[Stored dataset items]
____________________

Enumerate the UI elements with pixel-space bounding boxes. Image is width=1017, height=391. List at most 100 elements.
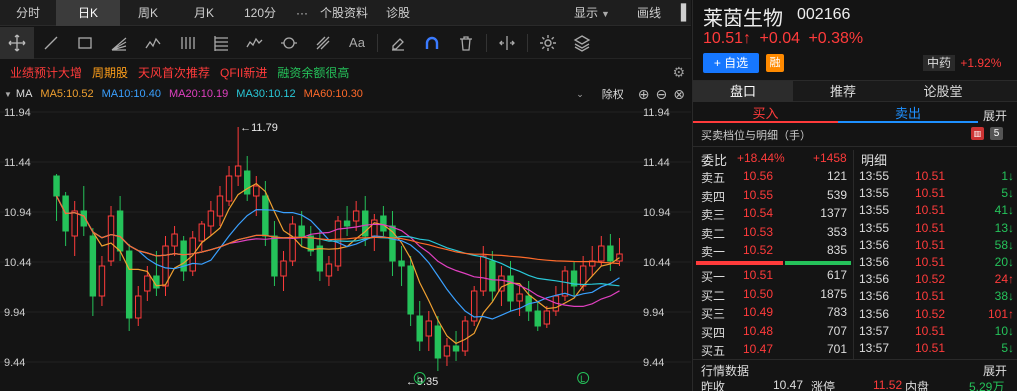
tag[interactable]: 融资余额很高 (277, 64, 349, 81)
margin-badge: 融 (766, 54, 784, 72)
bid-row[interactable]: 买二 10.50 1875 (693, 286, 853, 304)
expand-button[interactable]: 展开 (983, 107, 1007, 124)
level-count-badge[interactable]: 5 (990, 127, 1003, 140)
trash-icon[interactable] (449, 27, 483, 59)
tags-bar: 业绩预计大增 周期股 天风首次推荐 QFII新进 融资余额很高 ⚙ (0, 60, 691, 84)
eraser-icon[interactable] (381, 27, 415, 59)
level-label: 卖五 (701, 171, 726, 185)
fibonacci-icon[interactable] (204, 27, 238, 59)
bid-row[interactable]: 买三 10.49 783 (693, 304, 853, 322)
candle-body (116, 210, 124, 252)
display-dropdown[interactable]: 显示 ▼ (557, 0, 627, 26)
tab-daily-k[interactable]: 日K (56, 0, 120, 26)
candle-body (607, 245, 614, 262)
tab-monthly-k[interactable]: 月K (176, 0, 232, 26)
tab-recommend[interactable]: 推荐 (793, 81, 893, 102)
candle-body (443, 345, 451, 357)
tick-price: 10.52 (915, 306, 946, 321)
gear-icon[interactable]: ⚙ (672, 64, 685, 81)
fan-line-icon[interactable] (102, 27, 136, 59)
y-tick-label-left: 9.44 (4, 357, 25, 369)
wave-icon[interactable] (136, 27, 170, 59)
candle-body (325, 263, 333, 277)
candle-body (461, 320, 469, 352)
magnet-icon[interactable] (415, 27, 449, 59)
tick-row: 13:55 10.51 1↓ (853, 168, 1017, 186)
crosshair-icon[interactable] (0, 26, 34, 59)
text-icon[interactable]: Aa (340, 27, 374, 59)
ratio-pct: +18.44% (737, 151, 785, 165)
candle-body (262, 195, 269, 237)
tab-120min[interactable]: 120分 (232, 0, 288, 26)
ask-row[interactable]: 卖一 10.52 835 (693, 242, 853, 260)
split-icon[interactable] (490, 27, 524, 59)
tab-diagnosis[interactable]: 诊股 (372, 0, 424, 26)
candle-body (498, 275, 505, 292)
market-expand-button[interactable]: 展开 (983, 362, 1007, 379)
zoom-out-icon[interactable]: ⊖ (656, 86, 668, 103)
sell-button[interactable]: 卖出 (838, 105, 978, 123)
candle-body (489, 260, 496, 292)
collapse-icon[interactable]: ▐ (671, 0, 691, 26)
tick-time: 13:55 (859, 186, 890, 201)
limit-up-label: 涨停 (811, 380, 836, 391)
y-tick-label-right: 11.94 (643, 107, 670, 119)
chart-icon[interactable]: ▥ (971, 127, 984, 140)
parallel-lines-icon[interactable] (170, 27, 204, 59)
bid-row[interactable]: 买四 10.48 707 (693, 323, 853, 341)
candle-body (516, 293, 523, 302)
tag[interactable]: 天风首次推荐 (138, 64, 210, 81)
add-watchlist-button[interactable]: + 自选 (703, 53, 759, 73)
ask-row[interactable]: 卖二 10.53 353 (693, 224, 853, 242)
draw-line-button[interactable]: 画线 (627, 0, 671, 26)
level-label: 买一 (701, 270, 726, 284)
close-icon[interactable]: ⊗ (673, 86, 685, 103)
level-label: 卖一 (701, 245, 726, 260)
sector-badge[interactable]: 中药 +1.92% (923, 54, 1001, 72)
tab-stock-profile[interactable]: 个股资料 (316, 0, 372, 26)
layers-icon[interactable] (565, 27, 599, 59)
chevron-down-icon[interactable]: ⌄ (576, 89, 584, 100)
tab-forum[interactable]: 论股堂 (893, 81, 993, 102)
tag[interactable]: 业绩预计大增 (10, 64, 82, 81)
more-periods-button[interactable]: ··· (288, 0, 316, 26)
ask-row[interactable]: 卖五 10.56 121 (693, 168, 853, 186)
ratio-diff: +1458 (813, 151, 847, 165)
tag[interactable]: QFII新进 (220, 64, 267, 81)
tick-row: 13:55 10.51 5↓ (853, 185, 1017, 203)
buy-button[interactable]: 买入 (693, 105, 838, 123)
candle-body (207, 210, 215, 227)
wave-line-icon[interactable] (238, 27, 272, 59)
candle-body (125, 250, 133, 319)
candle-body (71, 210, 78, 237)
ex-rights-button[interactable]: 除权 (602, 86, 624, 102)
candle-body (534, 310, 541, 327)
tag[interactable]: 周期股 (92, 64, 128, 81)
line-segment-icon[interactable] (34, 27, 68, 59)
pitchfork-icon[interactable] (306, 27, 340, 59)
bid-row[interactable]: 买一 10.51 617 (693, 267, 853, 285)
ask-row[interactable]: 卖四 10.55 539 (693, 187, 853, 205)
bid-row[interactable]: 买五 10.47 701 (693, 341, 853, 359)
tick-volume: 10↓ (994, 323, 1014, 338)
candle-body (135, 295, 142, 319)
tab-weekly-k[interactable]: 周K (120, 0, 176, 26)
level-price: 10.55 (743, 187, 774, 202)
quote-panel: 莱茵生物 002166 10.51↑ +0.04 +0.38% + 自选 融 中… (692, 0, 1017, 391)
level-price: 10.47 (743, 342, 774, 357)
triangle-down-icon[interactable]: ▼ (4, 90, 12, 99)
tab-intraday[interactable]: 分时 (0, 0, 56, 26)
rectangle-icon[interactable] (68, 27, 102, 59)
candle-body (144, 275, 151, 292)
cycle-icon[interactable] (272, 27, 306, 59)
candlestick-chart[interactable]: 11.94 11.94 11.44 11.44 10.94 10.94 10.44 10.44… (0, 104, 691, 391)
ma30-line (55, 195, 620, 287)
candle-body (316, 245, 324, 272)
ask-row[interactable]: 卖三 10.54 1377 (693, 205, 853, 223)
tick-volume: 24↑ (994, 272, 1014, 287)
tab-order-book[interactable]: 盘口 (693, 81, 793, 102)
stock-code: 002166 (797, 6, 851, 23)
candle-body (171, 233, 178, 247)
zoom-in-icon[interactable]: ⊕ (638, 86, 650, 103)
settings-icon[interactable] (531, 27, 565, 59)
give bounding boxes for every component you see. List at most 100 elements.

____________________

[TASK STATEMENT] Reproduce the rows from the line with "tag[interactable]: 融资余额很高 (277, 64, 349, 81)" up to and including the line with "candle-body (116, 210, 124, 252)", unchanged.

[RESPONSE]
tag[interactable]: 融资余额很高 (277, 64, 349, 81)
margin-badge: 融 (766, 54, 784, 72)
bid-row[interactable]: 买二 10.50 1875 (693, 286, 853, 304)
expand-button[interactable]: 展开 (983, 107, 1007, 124)
level-count-badge[interactable]: 5 (990, 127, 1003, 140)
trash-icon[interactable] (449, 27, 483, 59)
tags-bar: 业绩预计大增 周期股 天风首次推荐 QFII新进 融资余额很高 ⚙ (0, 60, 691, 84)
eraser-icon[interactable] (381, 27, 415, 59)
level-label: 卖五 (701, 171, 726, 185)
fibonacci-icon[interactable] (204, 27, 238, 59)
bid-row[interactable]: 买三 10.49 783 (693, 304, 853, 322)
candle-body (116, 210, 124, 252)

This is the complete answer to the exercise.